• _Problem details_: Restate the material below word for word, from its first line to its last.
======
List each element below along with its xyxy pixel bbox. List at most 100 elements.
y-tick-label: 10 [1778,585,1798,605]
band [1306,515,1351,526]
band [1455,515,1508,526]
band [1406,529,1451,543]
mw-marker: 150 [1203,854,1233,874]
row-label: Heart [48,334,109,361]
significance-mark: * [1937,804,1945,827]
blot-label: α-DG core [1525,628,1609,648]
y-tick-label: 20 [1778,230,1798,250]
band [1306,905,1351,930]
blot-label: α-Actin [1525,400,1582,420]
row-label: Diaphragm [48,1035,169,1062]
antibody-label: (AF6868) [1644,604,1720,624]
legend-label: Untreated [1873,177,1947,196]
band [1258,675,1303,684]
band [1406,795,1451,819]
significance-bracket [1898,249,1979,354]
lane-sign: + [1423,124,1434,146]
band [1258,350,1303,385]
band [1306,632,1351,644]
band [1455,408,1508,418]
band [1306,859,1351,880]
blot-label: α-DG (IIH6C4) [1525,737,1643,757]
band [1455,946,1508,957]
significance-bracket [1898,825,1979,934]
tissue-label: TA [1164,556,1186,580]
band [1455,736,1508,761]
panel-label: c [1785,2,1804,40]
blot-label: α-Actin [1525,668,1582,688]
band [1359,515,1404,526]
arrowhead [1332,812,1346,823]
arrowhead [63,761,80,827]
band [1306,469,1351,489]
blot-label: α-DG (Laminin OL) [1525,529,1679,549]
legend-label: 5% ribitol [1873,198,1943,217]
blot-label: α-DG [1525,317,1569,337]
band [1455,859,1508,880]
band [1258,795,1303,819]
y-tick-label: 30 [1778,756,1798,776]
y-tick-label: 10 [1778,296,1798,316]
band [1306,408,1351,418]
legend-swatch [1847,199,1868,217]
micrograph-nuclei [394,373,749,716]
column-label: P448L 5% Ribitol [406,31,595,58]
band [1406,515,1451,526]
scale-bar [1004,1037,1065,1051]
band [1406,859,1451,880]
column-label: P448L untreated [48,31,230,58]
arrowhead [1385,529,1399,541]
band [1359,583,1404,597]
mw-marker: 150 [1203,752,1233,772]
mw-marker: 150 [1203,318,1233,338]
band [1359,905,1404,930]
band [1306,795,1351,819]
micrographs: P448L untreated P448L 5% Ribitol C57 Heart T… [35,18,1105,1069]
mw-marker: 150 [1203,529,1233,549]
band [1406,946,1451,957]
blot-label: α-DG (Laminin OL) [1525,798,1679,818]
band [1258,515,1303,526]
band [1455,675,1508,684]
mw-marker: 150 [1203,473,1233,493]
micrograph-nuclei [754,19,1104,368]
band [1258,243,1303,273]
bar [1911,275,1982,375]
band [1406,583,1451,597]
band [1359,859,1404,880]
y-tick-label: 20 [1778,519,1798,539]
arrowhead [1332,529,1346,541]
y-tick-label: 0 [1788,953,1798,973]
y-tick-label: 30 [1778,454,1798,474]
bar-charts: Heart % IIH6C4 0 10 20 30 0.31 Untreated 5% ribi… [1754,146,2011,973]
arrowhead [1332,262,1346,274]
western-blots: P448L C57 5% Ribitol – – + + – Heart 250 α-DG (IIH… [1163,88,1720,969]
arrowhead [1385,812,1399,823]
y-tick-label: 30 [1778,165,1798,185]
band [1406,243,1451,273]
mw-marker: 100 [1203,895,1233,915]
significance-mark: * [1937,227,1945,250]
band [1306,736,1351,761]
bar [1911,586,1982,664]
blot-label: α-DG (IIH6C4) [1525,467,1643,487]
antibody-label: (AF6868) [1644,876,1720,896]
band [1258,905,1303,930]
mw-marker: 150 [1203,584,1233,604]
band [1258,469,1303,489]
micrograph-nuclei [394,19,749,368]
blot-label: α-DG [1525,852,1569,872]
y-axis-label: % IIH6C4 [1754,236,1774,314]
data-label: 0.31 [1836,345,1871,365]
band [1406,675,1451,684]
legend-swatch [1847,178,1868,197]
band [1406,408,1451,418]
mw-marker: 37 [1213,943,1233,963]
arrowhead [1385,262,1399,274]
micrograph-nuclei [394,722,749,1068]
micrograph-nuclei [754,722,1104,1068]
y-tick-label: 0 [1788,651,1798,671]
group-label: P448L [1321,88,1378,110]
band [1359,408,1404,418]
======
• _Response to this exercise_:
List each element below along with its xyxy pixel bbox. List at most 100 elements.
y-tick-label: 10 [1778,585,1798,605]
band [1306,515,1351,526]
band [1455,515,1508,526]
band [1406,529,1451,543]
mw-marker: 150 [1203,854,1233,874]
row-label: Heart [48,334,109,361]
significance-mark: * [1937,804,1945,827]
blot-label: α-DG core [1525,628,1609,648]
y-tick-label: 20 [1778,230,1798,250]
band [1306,905,1351,930]
blot-label: α-Actin [1525,400,1582,420]
row-label: Diaphragm [48,1035,169,1062]
antibody-label: (AF6868) [1644,604,1720,624]
legend-label: Untreated [1873,177,1947,196]
band [1258,675,1303,684]
band [1406,795,1451,819]
significance-bracket [1898,249,1979,354]
lane-sign: + [1423,124,1434,146]
band [1258,350,1303,385]
band [1306,632,1351,644]
band [1455,408,1508,418]
band [1306,859,1351,880]
blot-label: α-DG (IIH6C4) [1525,737,1643,757]
band [1455,946,1508,957]
significance-bracket [1898,825,1979,934]
tissue-label: TA [1164,556,1186,580]
band [1455,736,1508,761]
panel-label: c [1785,2,1804,40]
blot-label: α-Actin [1525,668,1582,688]
band [1359,515,1404,526]
arrowhead [1332,812,1346,823]
arrowhead [63,761,80,827]
band [1306,469,1351,489]
blot-label: α-DG (Laminin OL) [1525,529,1679,549]
legend-label: 5% ribitol [1873,198,1943,217]
blot-label: α-DG [1525,317,1569,337]
band [1455,859,1508,880]
band [1258,795,1303,819]
y-tick-label: 30 [1778,756,1798,776]
y-tick-label: 10 [1778,296,1798,316]
band [1306,408,1351,418]
legend-swatch [1847,199,1868,217]
micrograph-nuclei [394,373,749,716]
column-label: P448L 5% Ribitol [406,31,595,58]
band [1406,515,1451,526]
scale-bar [1004,1037,1065,1051]
band [1406,859,1451,880]
column-label: P448L untreated [48,31,230,58]
arrowhead [1385,529,1399,541]
band [1359,583,1404,597]
mw-marker: 150 [1203,752,1233,772]
mw-marker: 150 [1203,318,1233,338]
band [1359,905,1404,930]
band [1306,795,1351,819]
micrographs: P448L untreated P448L 5% Ribitol C57 Heart T… [35,18,1105,1069]
mw-marker: 150 [1203,529,1233,549]
band [1406,946,1451,957]
blot-label: α-DG (Laminin OL) [1525,798,1679,818]
band [1258,515,1303,526]
band [1455,675,1508,684]
mw-marker: 150 [1203,473,1233,493]
micrograph-nuclei [754,19,1104,368]
band [1258,243,1303,273]
bar [1911,275,1982,375]
band [1406,583,1451,597]
band [1359,859,1404,880]
y-tick-label: 20 [1778,519,1798,539]
arrowhead [1332,529,1346,541]
y-tick-label: 0 [1788,953,1798,973]
y-tick-label: 30 [1778,454,1798,474]
bar-charts: Heart % IIH6C4 0 10 20 30 0.31 Untreated 5% ribi… [1754,146,2011,973]
arrowhead [1332,262,1346,274]
western-blots: P448L C57 5% Ribitol – – + + – Heart 250 α-DG (IIH… [1163,88,1720,969]
arrowhead [1385,812,1399,823]
y-tick-label: 30 [1778,165,1798,185]
band [1406,243,1451,273]
mw-marker: 100 [1203,895,1233,915]
significance-mark: * [1937,227,1945,250]
band [1306,736,1351,761]
bar [1911,586,1982,664]
blot-label: α-DG (IIH6C4) [1525,467,1643,487]
antibody-label: (AF6868) [1644,876,1720,896]
band [1258,905,1303,930]
mw-marker: 150 [1203,584,1233,604]
band [1258,469,1303,489]
micrograph-nuclei [394,19,749,368]
blot-label: α-DG [1525,852,1569,872]
y-axis-label: % IIH6C4 [1754,236,1774,314]
data-label: 0.31 [1836,345,1871,365]
band [1406,675,1451,684]
legend-swatch [1847,178,1868,197]
band [1406,408,1451,418]
mw-marker: 37 [1213,943,1233,963]
arrowhead [1385,262,1399,274]
micrograph-nuclei [394,722,749,1068]
micrograph-nuclei [754,722,1104,1068]
y-tick-label: 0 [1788,651,1798,671]
group-label: P448L [1321,88,1378,110]
band [1359,408,1404,418]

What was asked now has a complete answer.